# What is needed
Omit every picture and return the rest of the data unaltered.

# Information shown
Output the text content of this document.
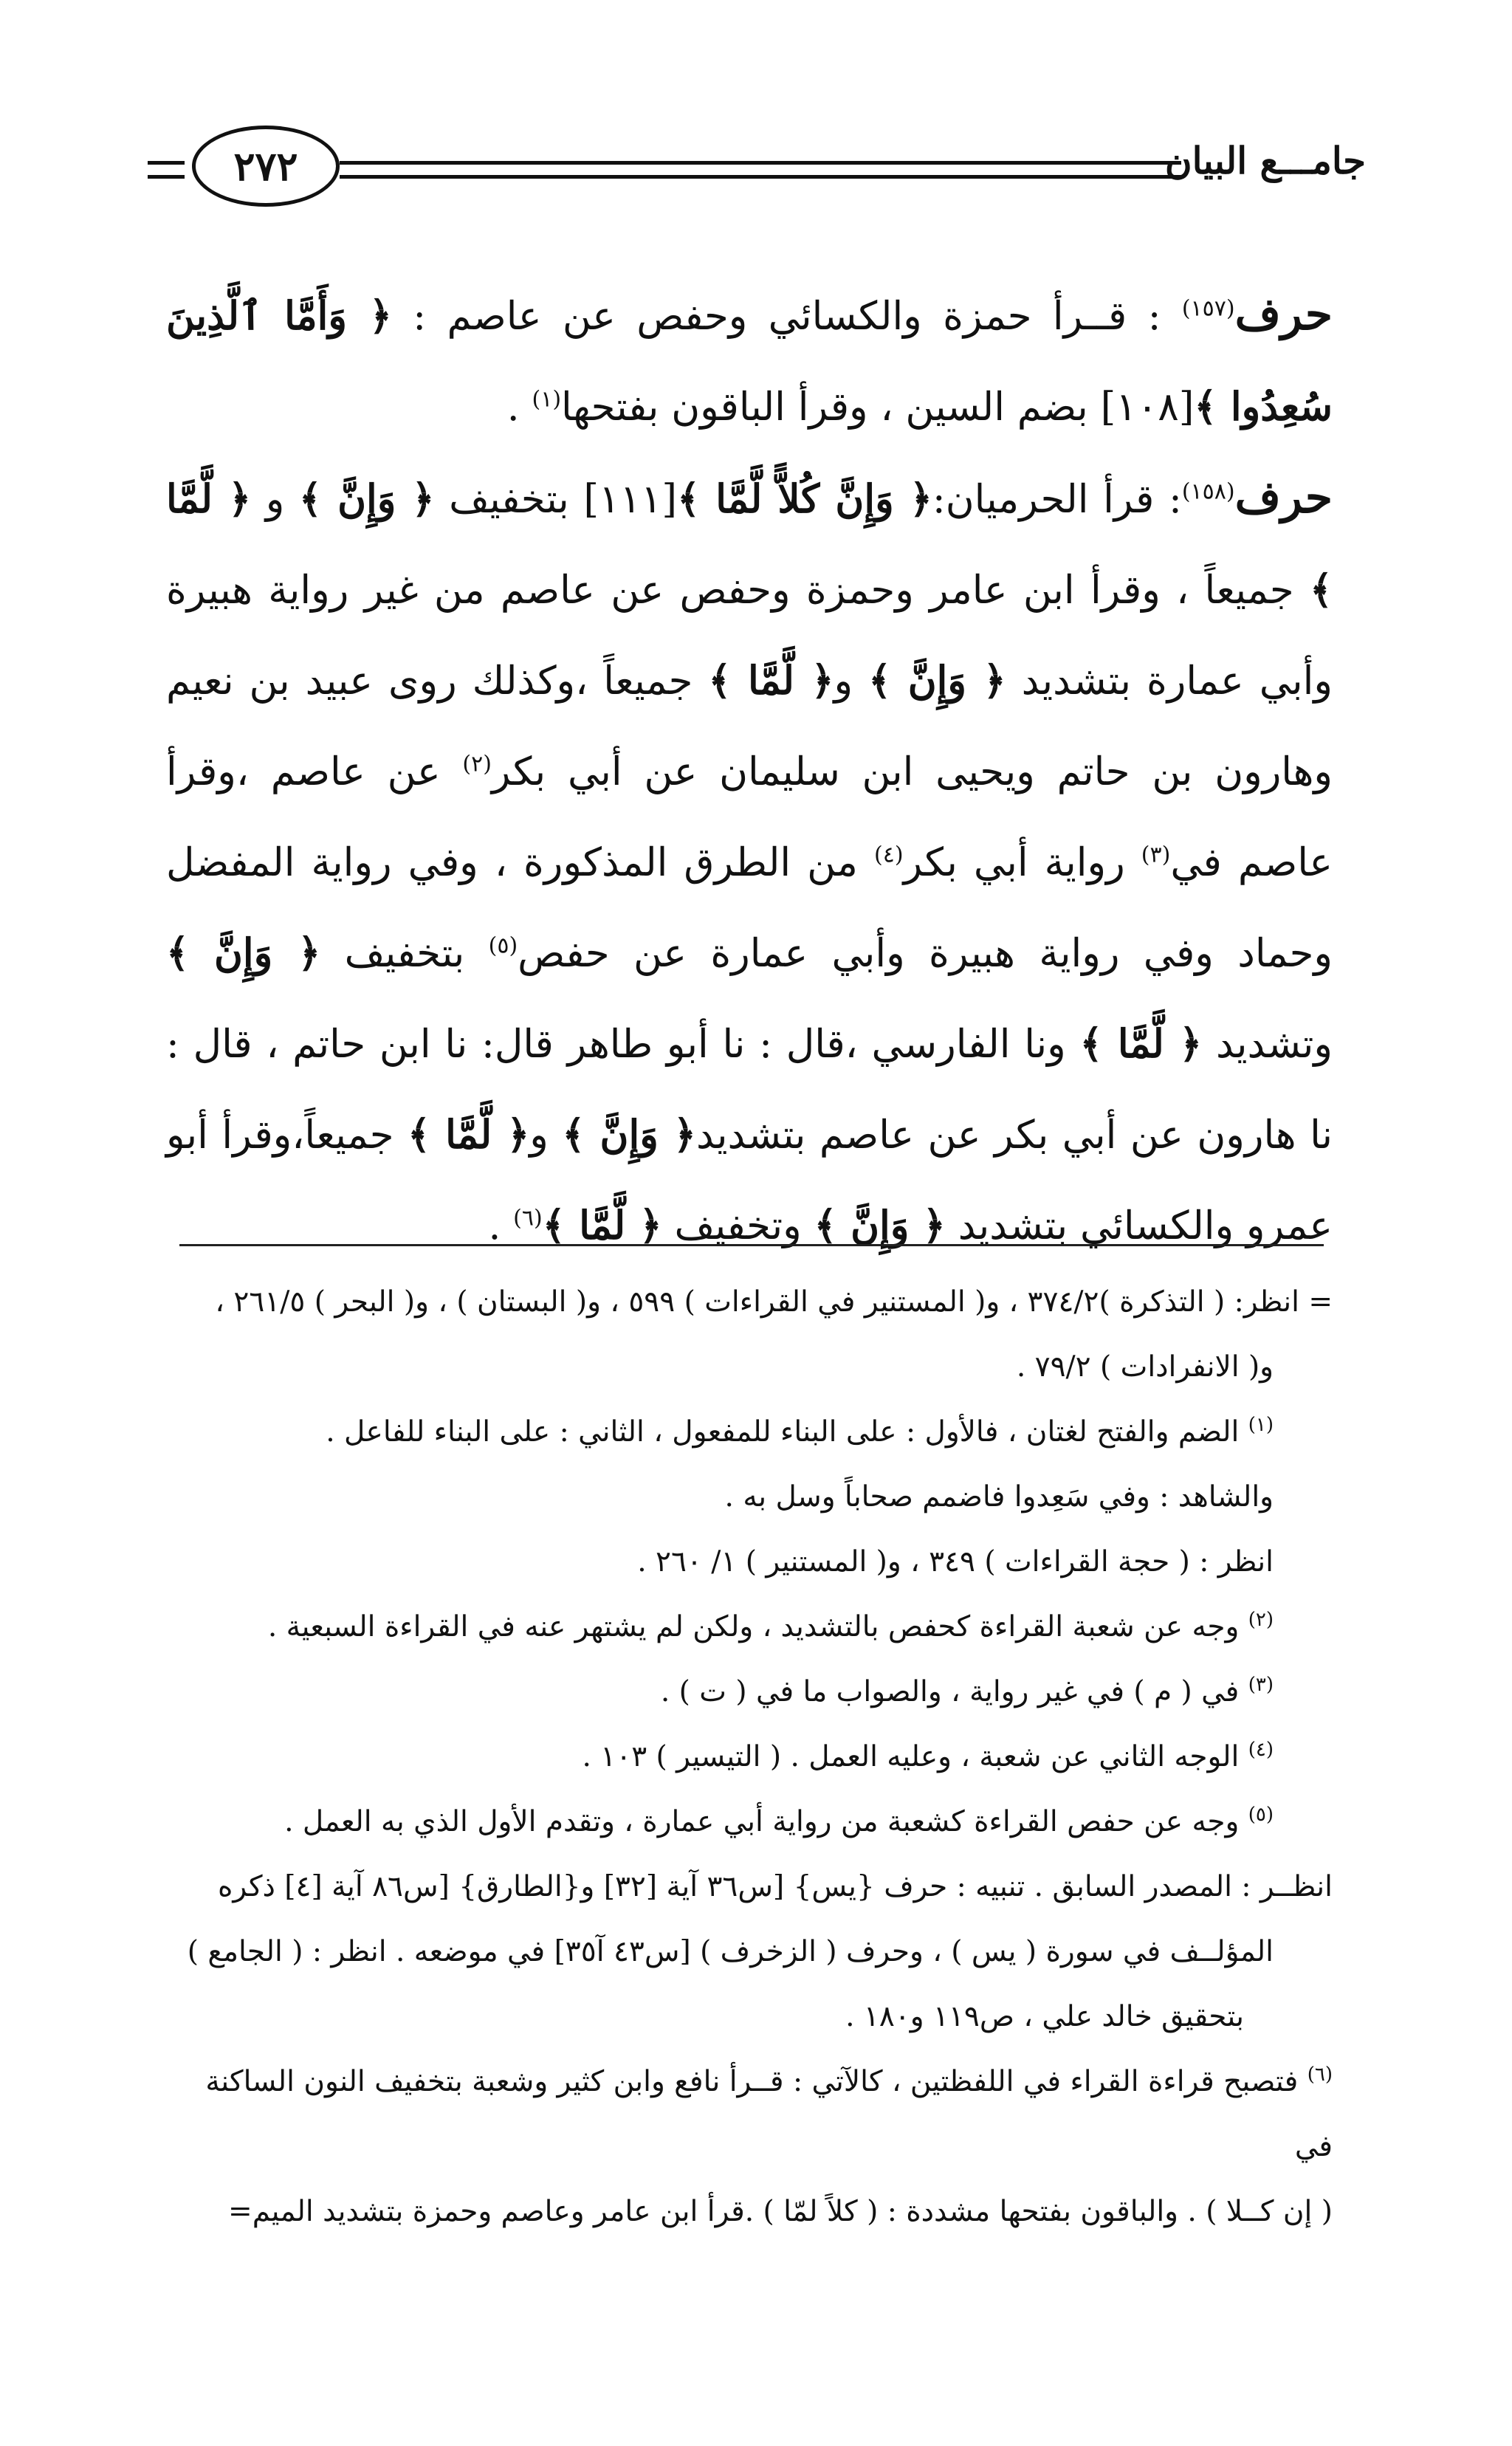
٢٧٢	جامـــع البيان

حرف$^{(١٥٧)}$ : قــرأ حمزة والكسائي وحفص عن عاصم : ﴿ وَأَمَّا ٱلَّذِينَ سُعِدُوا ﴾[١٠٨] بضم السين ، وقرأ الباقون بفتحها$^{(١)}$ .

حرف$^{(١٥٨)}$: قرأ الحرميان:﴿ وَإِنَّ كُلاًّ لَّمَّا ﴾[١١١] بتخفيف ﴿ وَإِنَّ ﴾ و ﴿ لَّمَّا ﴾ جميعاً ، وقرأ ابن عامر وحمزة وحفص عن عاصم من غير رواية هبيرة وأبي عمارة بتشديد ﴿ وَإِنَّ ﴾ و﴿ لَّمَّا ﴾ جميعاً ،وكذلك روى عبيد بن نعيم وهارون بن حاتم ويحيى ابن سليمان عن أبي بكر$^{(٢)}$ عن عاصم ،وقرأ عاصم في$^{(٣)}$ رواية أبي بكر$^{(٤)}$ من الطرق المذكورة ، وفي رواية المفضل وحماد وفي رواية هبيرة وأبي عمارة عن حفص$^{(٥)}$ بتخفيف ﴿ وَإِنَّ ﴾ وتشديد ﴿ لَّمَّا ﴾ ونا الفارسي ،قال : نا أبو طاهر قال: نا ابن حاتم ، قال : نا هارون عن أبي بكر عن عاصم بتشديد﴿ وَإِنَّ ﴾ و﴿ لَّمَّا ﴾ جميعاً،وقرأ أبو عمرو والكسائي بتشديد ﴿ وَإِنَّ ﴾ وتخفيف ﴿ لَّمَّا ﴾$^{(٦)}$ .

= انظر: ( التذكرة )٣٧٤/٢ ، و( المستنير في القراءات ) ٥٩٩ ، و( البستان ) ، و( البحر ) ٢٦١/٥ ،

و( الانفرادات ) ٧٩/٢ .

$^{(١)}$ الضم والفتح لغتان ، فالأول : على البناء للمفعول ، الثاني : على البناء للفاعل .

والشاهد : وفي سَعِدوا فاضمم صحاباً وسل به .

انظر : ( حجة القراءات ) ٣٤٩ ، و( المستنير ) ١/ ٢٦٠ .

$^{(٢)}$ وجه عن شعبة القراءة كحفص بالتشديد ، ولكن لم يشتهر عنه في القراءة السبعية .

$^{(٣)}$ في ( م ) في غير رواية ، والصواب ما في ( ت ) .

$^{(٤)}$ الوجه الثاني عن شعبة ، وعليه العمل . ( التيسير ) ١٠٣ .

$^{(٥)}$ وجه عن حفص القراءة كشعبة من رواية أبي عمارة ، وتقدم الأول الذي به العمل .

انظــر : المصدر السابق . تنبيه : حرف {يس} [س٣٦ آية [٣٢] و{الطارق} [س٨٦ آية [٤] ذكره

المؤلــف في سورة ( يس ) ، وحرف ( الزخرف ) [س٤٣ آ٣٥] في موضعه . انظر : ( الجامع )

بتحقيق خالد علي ، ص١١٩ و١٨٠ .

$^{(٦)}$ فتصبح قراءة القراء في اللفظتين ، كالآتي : قــرأ نافع وابن كثير وشعبة بتخفيف النون الساكنة في

( إن كــلا ) . والباقون بفتحها مشددة : ( كلاً لمّا ) .قرأ ابن عامر وعاصم وحمزة بتشديد الميم=
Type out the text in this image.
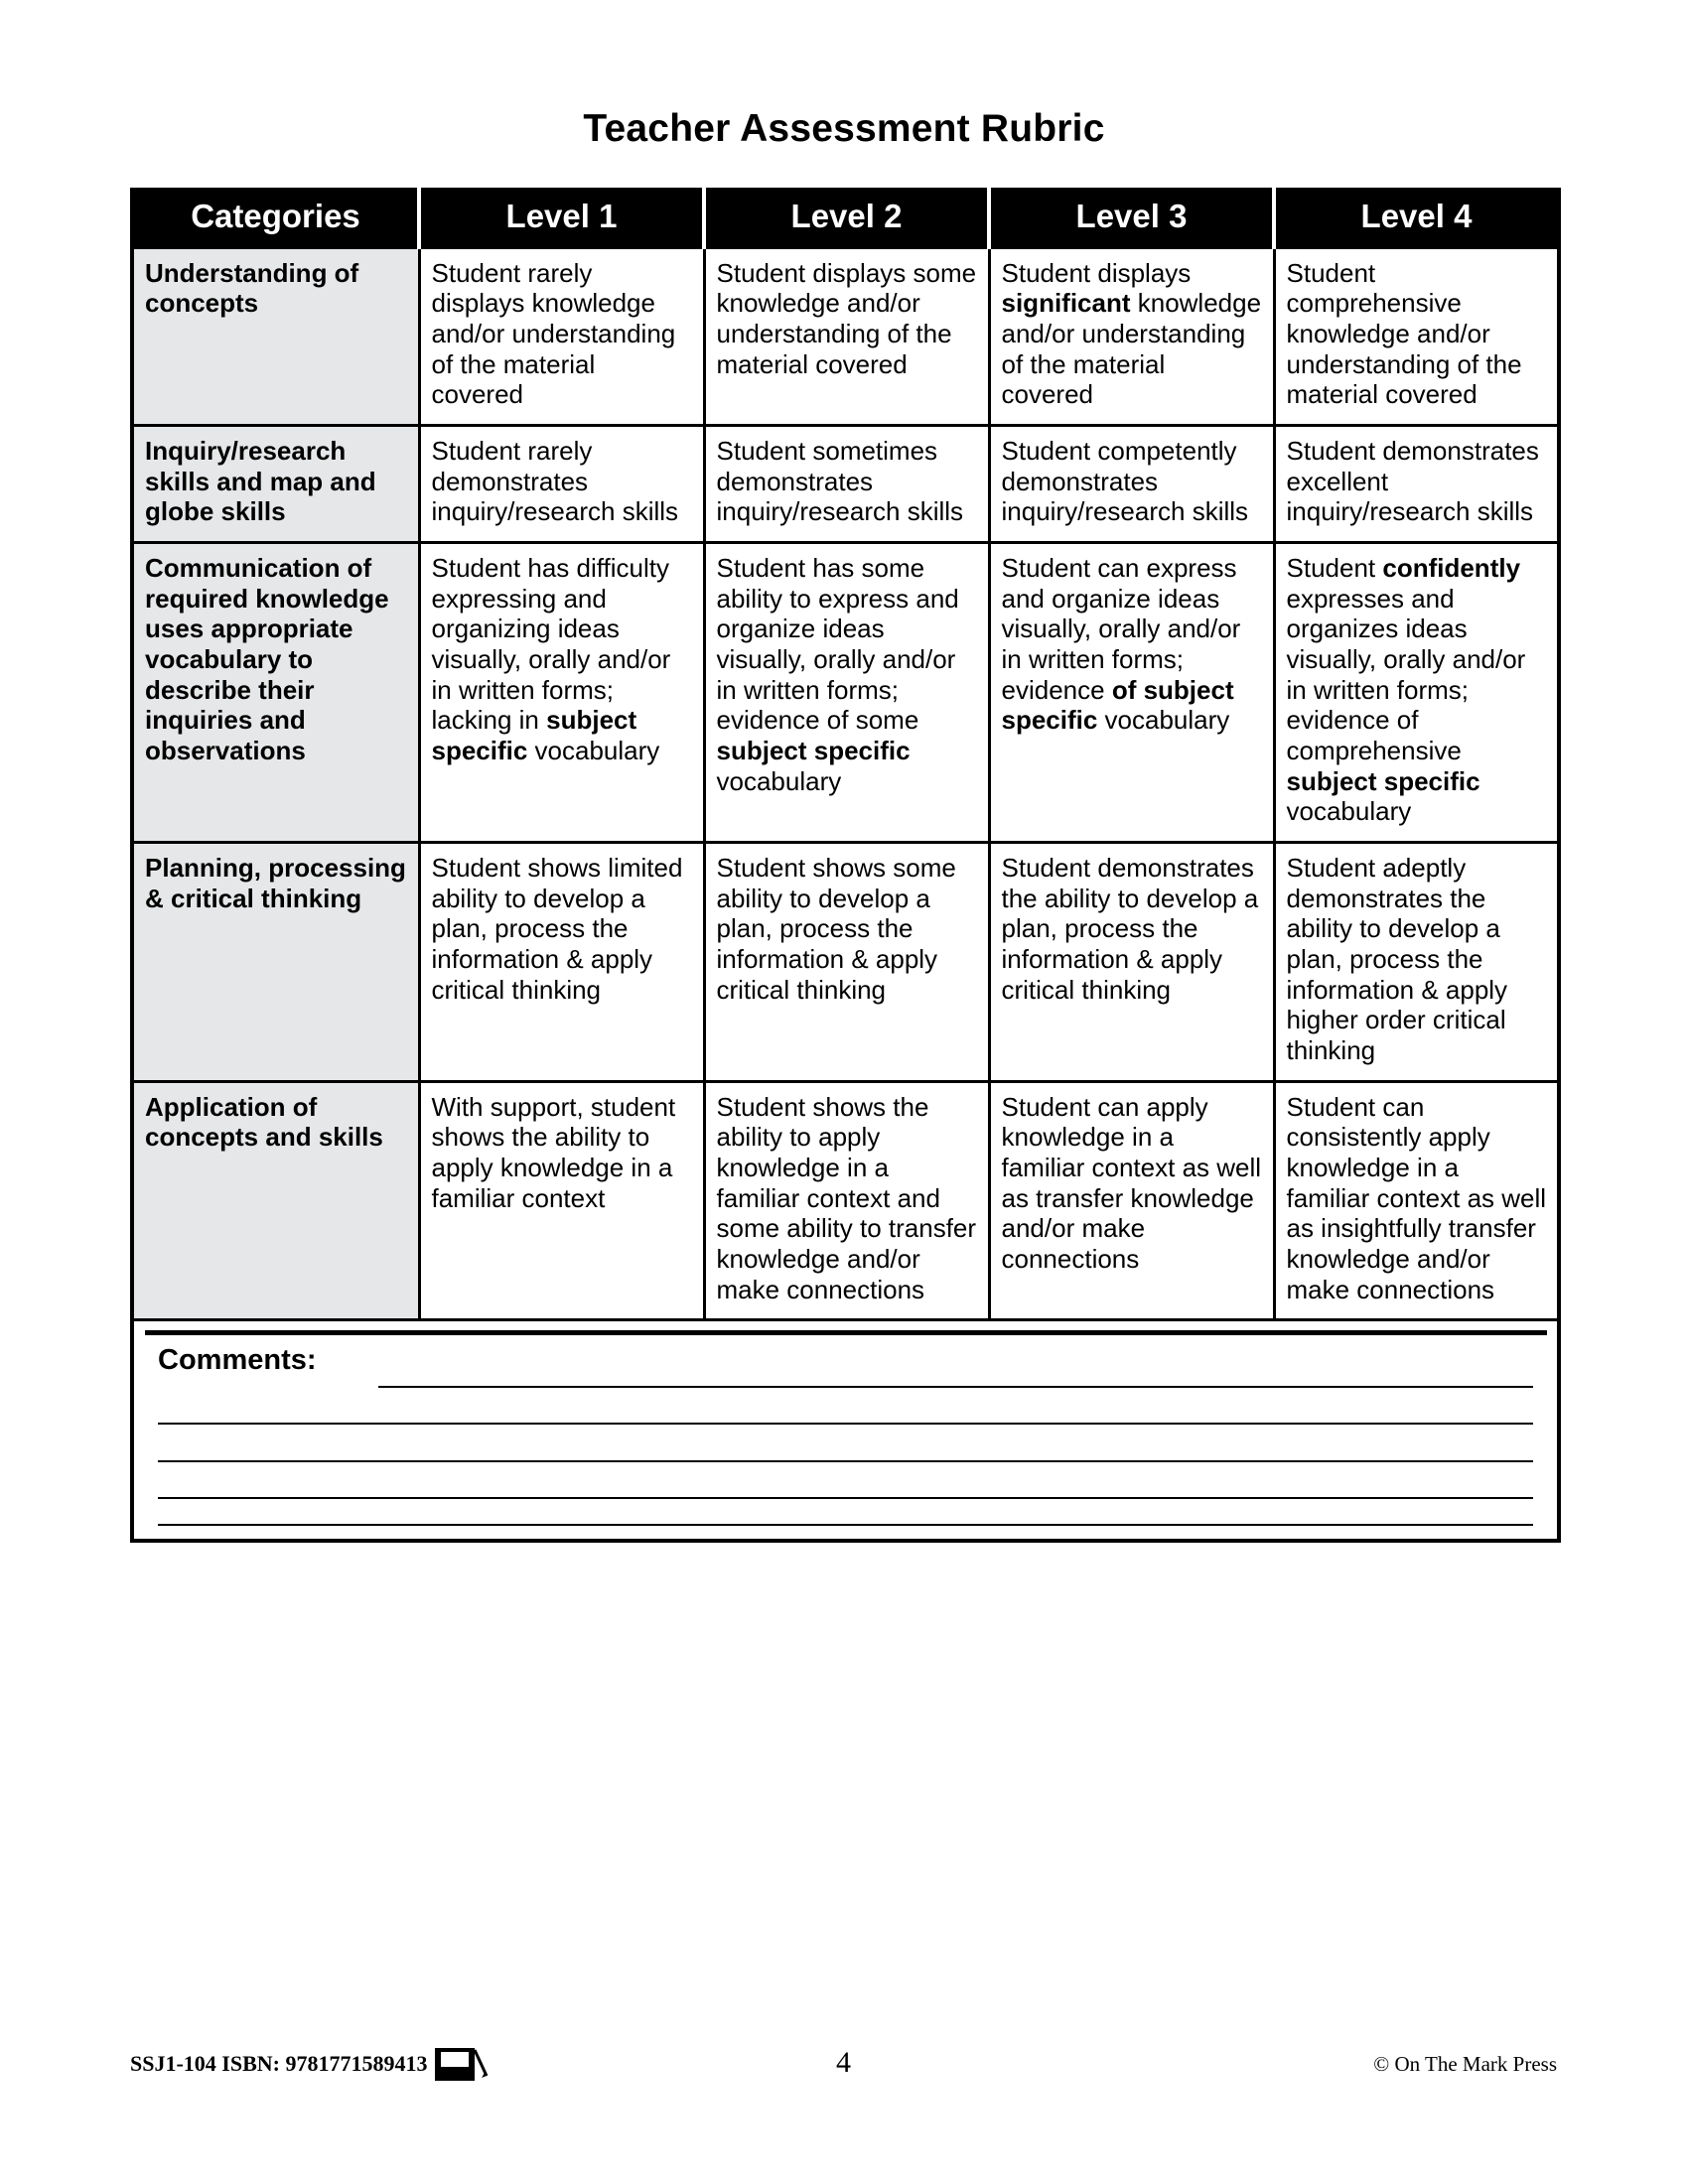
Teacher Assessment Rubric
Categories	Level 1	Level 2	Level 3	Level 4
Understanding of concepts	Student rarely displays knowledge and/or understanding of the material covered	Student displays some knowledge and/or understanding of the material covered	Student displays significant knowledge and/or understanding of the material covered	Student comprehensive knowledge and/or understanding of the material covered
Inquiry/research skills and map and globe skills	Student rarely demonstrates inquiry/research skills	Student sometimes demonstrates inquiry/research skills	Student competently demonstrates inquiry/research skills	Student demonstrates excellent inquiry/research skills
Communication of required knowledge uses appropriate vocabulary to describe their inquiries and observations	Student has difficulty expressing and organizing ideas visually, orally and/or in written forms; lacking in subject specific vocabulary	Student has some ability to express and organize ideas visually, orally and/or in written forms; evidence of some subject specific vocabulary	Student can express and organize ideas visually, orally and/or in written forms; evidence of subject specific vocabulary	Student confidently expresses and organizes ideas visually, orally and/or in written forms; evidence of comprehensive subject specific vocabulary
Planning, processing & critical thinking	Student shows limited ability to develop a plan, process the information & apply critical thinking	Student shows some ability to develop a plan, process the information & apply critical thinking	Student demonstrates the ability to develop a plan, process the information & apply critical thinking	Student adeptly demonstrates the ability to develop a plan, process the information & apply higher order critical thinking
Application of concepts and skills	With support, student shows the ability to apply knowledge in a familiar context	Student shows the ability to apply knowledge in a familiar context and some ability to transfer knowledge and/or make connections	Student can apply knowledge in a familiar context as well as transfer knowledge and/or make connections	Student can consistently apply knowledge in a familiar context as well as insightfully transfer knowledge and/or make connections

Comments:				
SSJ1-104 ISBN: 9781771589413	4	© On The Mark Press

# In response
Output the text content of this document.
٢٧٢	جامـــع البيان

حرف$^{(١٥٧)}$ : قــرأ حمزة والكسائي وحفص عن عاصم : ﴿ وَأَمَّا ٱلَّذِينَ سُعِدُوا ﴾[١٠٨] بضم السين ، وقرأ الباقون بفتحها$^{(١)}$ .

حرف$^{(١٥٨)}$: قرأ الحرميان:﴿ وَإِنَّ كُلاًّ لَّمَّا ﴾[١١١] بتخفيف ﴿ وَإِنَّ ﴾ و ﴿ لَّمَّا ﴾ جميعاً ، وقرأ ابن عامر وحمزة وحفص عن عاصم من غير رواية هبيرة وأبي عمارة بتشديد ﴿ وَإِنَّ ﴾ و﴿ لَّمَّا ﴾ جميعاً ،وكذلك روى عبيد بن نعيم وهارون بن حاتم ويحيى ابن سليمان عن أبي بكر$^{(٢)}$ عن عاصم ،وقرأ عاصم في$^{(٣)}$ رواية أبي بكر$^{(٤)}$ من الطرق المذكورة ، وفي رواية المفضل وحماد وفي رواية هبيرة وأبي عمارة عن حفص$^{(٥)}$ بتخفيف ﴿ وَإِنَّ ﴾ وتشديد ﴿ لَّمَّا ﴾ ونا الفارسي ،قال : نا أبو طاهر قال: نا ابن حاتم ، قال : نا هارون عن أبي بكر عن عاصم بتشديد﴿ وَإِنَّ ﴾ و﴿ لَّمَّا ﴾ جميعاً،وقرأ أبو عمرو والكسائي بتشديد ﴿ وَإِنَّ ﴾ وتخفيف ﴿ لَّمَّا ﴾$^{(٦)}$ .

= انظر: ( التذكرة )٣٧٤/٢ ، و( المستنير في القراءات ) ٥٩٩ ، و( البستان ) ، و( البحر ) ٢٦١/٥ ،

و( الانفرادات ) ٧٩/٢ .

$^{(١)}$ الضم والفتح لغتان ، فالأول : على البناء للمفعول ، الثاني : على البناء للفاعل .

والشاهد : وفي سَعِدوا فاضمم صحاباً وسل به .

انظر : ( حجة القراءات ) ٣٤٩ ، و( المستنير ) ١/ ٢٦٠ .

$^{(٢)}$ وجه عن شعبة القراءة كحفص بالتشديد ، ولكن لم يشتهر عنه في القراءة السبعية .

$^{(٣)}$ في ( م ) في غير رواية ، والصواب ما في ( ت ) .

$^{(٤)}$ الوجه الثاني عن شعبة ، وعليه العمل . ( التيسير ) ١٠٣ .

$^{(٥)}$ وجه عن حفص القراءة كشعبة من رواية أبي عمارة ، وتقدم الأول الذي به العمل .

انظــر : المصدر السابق . تنبيه : حرف {يس} [س٣٦ آية [٣٢] و{الطارق} [س٨٦ آية [٤] ذكره

المؤلــف في سورة ( يس ) ، وحرف ( الزخرف ) [س٤٣ آ٣٥] في موضعه . انظر : ( الجامع )

بتحقيق خالد علي ، ص١١٩ و١٨٠ .

$^{(٦)}$ فتصبح قراءة القراء في اللفظتين ، كالآتي : قــرأ نافع وابن كثير وشعبة بتخفيف النون الساكنة في

( إن كــلا ) . والباقون بفتحها مشددة : ( كلاً لمّا ) .قرأ ابن عامر وعاصم وحمزة بتشديد الميم=
Type out the text in this image.
Teacher Assessment Rubric
Categories	Level 1	Level 2	Level 3	Level 4
Understanding of concepts	Student rarely displays knowledge and/or understanding of the material covered	Student displays some knowledge and/or understanding of the material covered	Student displays significant knowledge and/or understanding of the material covered	Student comprehensive knowledge and/or understanding of the material covered
Inquiry/research skills and map and globe skills	Student rarely demonstrates inquiry/research skills	Student sometimes demonstrates inquiry/research skills	Student competently demonstrates inquiry/research skills	Student demonstrates excellent inquiry/research skills
Communication of required knowledge uses appropriate vocabulary to describe their inquiries and observations	Student has difficulty expressing and organizing ideas visually, orally and/or in written forms; lacking in subject specific vocabulary	Student has some ability to express and organize ideas visually, orally and/or in written forms; evidence of some subject specific vocabulary	Student can express and organize ideas visually, orally and/or in written forms; evidence of subject specific vocabulary	Student confidently expresses and organizes ideas visually, orally and/or in written forms; evidence of comprehensive subject specific vocabulary
Planning, processing & critical thinking	Student shows limited ability to develop a plan, process the information & apply critical thinking	Student shows some ability to develop a plan, process the information & apply critical thinking	Student demonstrates the ability to develop a plan, process the information & apply critical thinking	Student adeptly demonstrates the ability to develop a plan, process the information & apply higher order critical thinking
Application of concepts and skills	With support, student shows the ability to apply knowledge in a familiar context	Student shows the ability to apply knowledge in a familiar context and some ability to transfer knowledge and/or make connections	Student can apply knowledge in a familiar context as well as transfer knowledge and/or make connections	Student can consistently apply knowledge in a familiar context as well as insightfully transfer knowledge and/or make connections

Comments:				
SSJ1-104 ISBN: 9781771589413	4	© On The Mark Press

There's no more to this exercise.